Items listed in a dataset

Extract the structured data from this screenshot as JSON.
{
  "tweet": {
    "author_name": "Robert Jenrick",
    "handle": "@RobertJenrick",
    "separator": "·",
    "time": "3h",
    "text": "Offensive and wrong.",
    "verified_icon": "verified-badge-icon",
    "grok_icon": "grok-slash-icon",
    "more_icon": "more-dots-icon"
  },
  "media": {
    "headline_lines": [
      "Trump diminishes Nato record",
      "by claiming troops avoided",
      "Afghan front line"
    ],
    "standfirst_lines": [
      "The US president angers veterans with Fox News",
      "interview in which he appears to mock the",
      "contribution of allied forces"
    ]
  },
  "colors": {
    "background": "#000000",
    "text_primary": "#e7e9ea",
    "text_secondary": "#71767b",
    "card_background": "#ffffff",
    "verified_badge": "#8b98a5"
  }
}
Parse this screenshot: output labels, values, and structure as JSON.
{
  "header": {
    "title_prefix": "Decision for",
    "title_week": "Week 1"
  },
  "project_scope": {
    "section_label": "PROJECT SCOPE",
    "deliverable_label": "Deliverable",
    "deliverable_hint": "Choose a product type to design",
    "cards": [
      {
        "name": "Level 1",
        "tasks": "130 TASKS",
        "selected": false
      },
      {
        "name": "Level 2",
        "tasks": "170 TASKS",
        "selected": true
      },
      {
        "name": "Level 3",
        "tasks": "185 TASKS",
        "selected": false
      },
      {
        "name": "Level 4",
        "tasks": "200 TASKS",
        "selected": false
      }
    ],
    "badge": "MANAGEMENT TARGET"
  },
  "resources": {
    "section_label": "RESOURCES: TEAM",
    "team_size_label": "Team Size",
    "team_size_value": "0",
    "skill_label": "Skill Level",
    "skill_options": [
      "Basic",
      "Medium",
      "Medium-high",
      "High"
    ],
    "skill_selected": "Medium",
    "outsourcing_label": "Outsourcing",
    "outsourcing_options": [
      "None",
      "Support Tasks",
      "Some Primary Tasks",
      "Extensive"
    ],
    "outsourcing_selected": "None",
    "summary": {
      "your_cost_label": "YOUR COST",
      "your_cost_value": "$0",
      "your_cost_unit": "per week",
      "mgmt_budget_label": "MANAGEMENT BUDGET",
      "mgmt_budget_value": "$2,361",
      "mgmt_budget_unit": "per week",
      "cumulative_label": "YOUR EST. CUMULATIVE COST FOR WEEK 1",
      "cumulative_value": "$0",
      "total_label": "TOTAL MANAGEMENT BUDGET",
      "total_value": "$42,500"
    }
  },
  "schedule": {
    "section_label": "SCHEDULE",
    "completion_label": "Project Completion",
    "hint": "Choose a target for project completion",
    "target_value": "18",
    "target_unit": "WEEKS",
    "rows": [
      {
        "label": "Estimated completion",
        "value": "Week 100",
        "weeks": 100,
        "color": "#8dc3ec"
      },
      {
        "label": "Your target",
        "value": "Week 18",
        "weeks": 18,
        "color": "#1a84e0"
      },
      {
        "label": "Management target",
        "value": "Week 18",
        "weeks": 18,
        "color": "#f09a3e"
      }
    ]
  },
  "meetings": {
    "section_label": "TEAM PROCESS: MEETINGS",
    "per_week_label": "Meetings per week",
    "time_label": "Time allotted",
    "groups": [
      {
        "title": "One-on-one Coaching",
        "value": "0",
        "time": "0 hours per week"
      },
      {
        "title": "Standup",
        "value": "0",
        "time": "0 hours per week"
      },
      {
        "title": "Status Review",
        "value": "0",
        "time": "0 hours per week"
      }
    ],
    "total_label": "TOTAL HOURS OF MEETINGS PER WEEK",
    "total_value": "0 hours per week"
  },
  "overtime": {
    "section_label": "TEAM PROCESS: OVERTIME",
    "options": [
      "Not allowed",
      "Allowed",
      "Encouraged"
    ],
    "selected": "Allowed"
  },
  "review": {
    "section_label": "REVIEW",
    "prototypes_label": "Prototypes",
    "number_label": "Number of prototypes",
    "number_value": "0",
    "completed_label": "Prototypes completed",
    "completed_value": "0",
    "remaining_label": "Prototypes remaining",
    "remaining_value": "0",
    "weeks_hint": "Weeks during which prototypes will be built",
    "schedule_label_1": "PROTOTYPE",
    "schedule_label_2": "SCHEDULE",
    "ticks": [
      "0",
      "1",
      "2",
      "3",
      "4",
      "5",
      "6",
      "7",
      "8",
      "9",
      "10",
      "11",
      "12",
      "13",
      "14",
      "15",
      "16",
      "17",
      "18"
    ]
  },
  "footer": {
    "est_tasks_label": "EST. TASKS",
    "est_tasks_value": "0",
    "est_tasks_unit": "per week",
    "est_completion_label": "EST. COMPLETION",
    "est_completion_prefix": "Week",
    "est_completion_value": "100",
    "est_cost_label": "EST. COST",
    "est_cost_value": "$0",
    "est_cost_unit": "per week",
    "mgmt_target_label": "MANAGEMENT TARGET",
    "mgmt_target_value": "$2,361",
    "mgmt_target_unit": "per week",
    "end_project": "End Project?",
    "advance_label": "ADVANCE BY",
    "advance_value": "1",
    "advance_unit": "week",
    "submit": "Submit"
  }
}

Task instructions
Each entry must be reproduced verbatim.

Solved exercise
Extract the structured data from this screenshot as JSON.
{
  "tweet": {
    "author_name": "Robert Jenrick",
    "handle": "@RobertJenrick",
    "separator": "·",
    "time": "3h",
    "text": "Offensive and wrong.",
    "verified_icon": "verified-badge-icon",
    "grok_icon": "grok-slash-icon",
    "more_icon": "more-dots-icon"
  },
  "media": {
    "headline_lines": [
      "Trump diminishes Nato record",
      "by claiming troops avoided",
      "Afghan front line"
    ],
    "standfirst_lines": [
      "The US president angers veterans with Fox News",
      "interview in which he appears to mock the",
      "contribution of allied forces"
    ]
  },
  "colors": {
    "background": "#000000",
    "text_primary": "#e7e9ea",
    "text_secondary": "#71767b",
    "card_background": "#ffffff",
    "verified_badge": "#8b98a5"
  }
}
Parse this screenshot: output labels, values, and structure as JSON.
{
  "header": {
    "title_prefix": "Decision for",
    "title_week": "Week 1"
  },
  "project_scope": {
    "section_label": "PROJECT SCOPE",
    "deliverable_label": "Deliverable",
    "deliverable_hint": "Choose a product type to design",
    "cards": [
      {
        "name": "Level 1",
        "tasks": "130 TASKS",
        "selected": false
      },
      {
        "name": "Level 2",
        "tasks": "170 TASKS",
        "selected": true
      },
      {
        "name": "Level 3",
        "tasks": "185 TASKS",
        "selected": false
      },
      {
        "name": "Level 4",
        "tasks": "200 TASKS",
        "selected": false
      }
    ],
    "badge": "MANAGEMENT TARGET"
  },
  "resources": {
    "section_label": "RESOURCES: TEAM",
    "team_size_label": "Team Size",
    "team_size_value": "0",
    "skill_label": "Skill Level",
    "skill_options": [
      "Basic",
      "Medium",
      "Medium-high",
      "High"
    ],
    "skill_selected": "Medium",
    "outsourcing_label": "Outsourcing",
    "outsourcing_options": [
      "None",
      "Support Tasks",
      "Some Primary Tasks",
      "Extensive"
    ],
    "outsourcing_selected": "None",
    "summary": {
      "your_cost_label": "YOUR COST",
      "your_cost_value": "$0",
      "your_cost_unit": "per week",
      "mgmt_budget_label": "MANAGEMENT BUDGET",
      "mgmt_budget_value": "$2,361",
      "mgmt_budget_unit": "per week",
      "cumulative_label": "YOUR EST. CUMULATIVE COST FOR WEEK 1",
      "cumulative_value": "$0",
      "total_label": "TOTAL MANAGEMENT BUDGET",
      "total_value": "$42,500"
    }
  },
  "schedule": {
    "section_label": "SCHEDULE",
    "completion_label": "Project Completion",
    "hint": "Choose a target for project completion",
    "target_value": "18",
    "target_unit": "WEEKS",
    "rows": [
      {
        "label": "Estimated completion",
        "value": "Week 100",
        "weeks": 100,
        "color": "#8dc3ec"
      },
      {
        "label": "Your target",
        "value": "Week 18",
        "weeks": 18,
        "color": "#1a84e0"
      },
      {
        "label": "Management target",
        "value": "Week 18",
        "weeks": 18,
        "color": "#f09a3e"
      }
    ]
  },
  "meetings": {
    "section_label": "TEAM PROCESS: MEETINGS",
    "per_week_label": "Meetings per week",
    "time_label": "Time allotted",
    "groups": [
      {
        "title": "One-on-one Coaching",
        "value": "0",
        "time": "0 hours per week"
      },
      {
        "title": "Standup",
        "value": "0",
        "time": "0 hours per week"
      },
      {
        "title": "Status Review",
        "value": "0",
        "time": "0 hours per week"
      }
    ],
    "total_label": "TOTAL HOURS OF MEETINGS PER WEEK",
    "total_value": "0 hours per week"
  },
  "overtime": {
    "section_label": "TEAM PROCESS: OVERTIME",
    "options": [
      "Not allowed",
      "Allowed",
      "Encouraged"
    ],
    "selected": "Allowed"
  },
  "review": {
    "section_label": "REVIEW",
    "prototypes_label": "Prototypes",
    "number_label": "Number of prototypes",
    "number_value": "0",
    "completed_label": "Prototypes completed",
    "completed_value": "0",
    "remaining_label": "Prototypes remaining",
    "remaining_value": "0",
    "weeks_hint": "Weeks during which prototypes will be built",
    "schedule_label_1": "PROTOTYPE",
    "schedule_label_2": "SCHEDULE",
    "ticks": [
      "0",
      "1",
      "2",
      "3",
      "4",
      "5",
      "6",
      "7",
      "8",
      "9",
      "10",
      "11",
      "12",
      "13",
      "14",
      "15",
      "16",
      "17",
      "18"
    ]
  },
  "footer": {
    "est_tasks_label": "EST. TASKS",
    "est_tasks_value": "0",
    "est_tasks_unit": "per week",
    "est_completion_label": "EST. COMPLETION",
    "est_completion_prefix": "Week",
    "est_completion_value": "100",
    "est_cost_label": "EST. COST",
    "est_cost_value": "$0",
    "est_cost_unit": "per week",
    "mgmt_target_label": "MANAGEMENT TARGET",
    "mgmt_target_value": "$2,361",
    "mgmt_target_unit": "per week",
    "end_project": "End Project?",
    "advance_label": "ADVANCE BY",
    "advance_value": "1",
    "advance_unit": "week",
    "submit": "Submit"
  }
}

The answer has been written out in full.